• _Text passage_:
DETROIT, MI - SEPTEMBER 04: Ruins at the abandoned Packard Automotive Plant are seen on September 4, 2013 in Detroit, Michigan. The Packard Plant was a 3.5 million square foot car manufacturing plant built completed in 1911. Major operations ceased in 1958, though the plant was used in a limited capacity until the 1990s, with outer buildings used through the mid 2000s. Since then the buildings have fallen into disrepair - they are now used mostly for graffitti artists and scavengers. Detroit has an astonishing 78,000 abandoned buildings across its 142 square miles. Last month the city declared bankruptcy, the largest municipality to ever do so in the United States. Credit: Getty Images

For residents of Detroit, the sight of the old Packard plant is unmistakable. What once was a bustling 3,500,000-square-foot factory producing luxury cars now sits empty and crumbling -- a metaphoric symbol of the Motor City itself.

(Image: Getty Images)

But Dr. Jill Van Horn of Ennis, Texas, hopes to turn things around for the better.  On Friday, the property rights of the old Packard plant went to Van Horn who won the property tax foreclosure auction with a bid of $6,038,000.  According to the Detroit Free Press, Van Horn plans to start the factory up again to produce modular homes.

• _Provided data_:
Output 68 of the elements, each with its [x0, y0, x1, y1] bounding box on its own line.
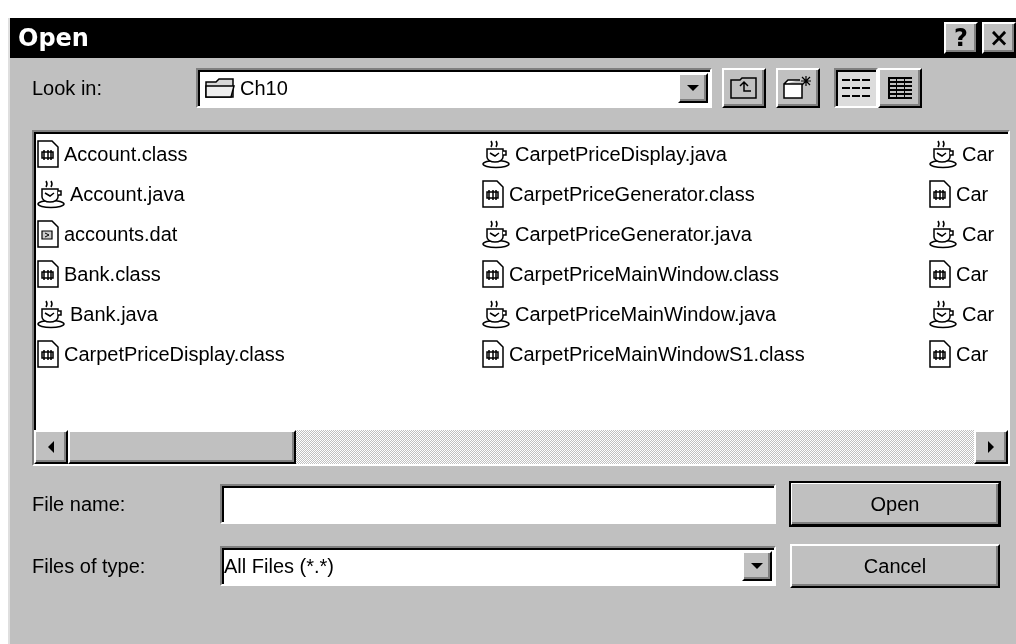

• _Problem to work on_:
Summarize the Packard plant text above in two sentences.

• _Task response_:
The Packard Plant in Detroit was a 3.5 million square foot car factory where major operations ceased in 1958, and its buildings have since fallen into disrepair and are now used mostly by graffiti artists and scavengers. Dr. Jill Van Horn of Ennis, Texas, won the property rights at a tax foreclosure auction with a bid of $6,038,000, and according to the Detroit Free Press she plans to start the factory up again to produce modular homes.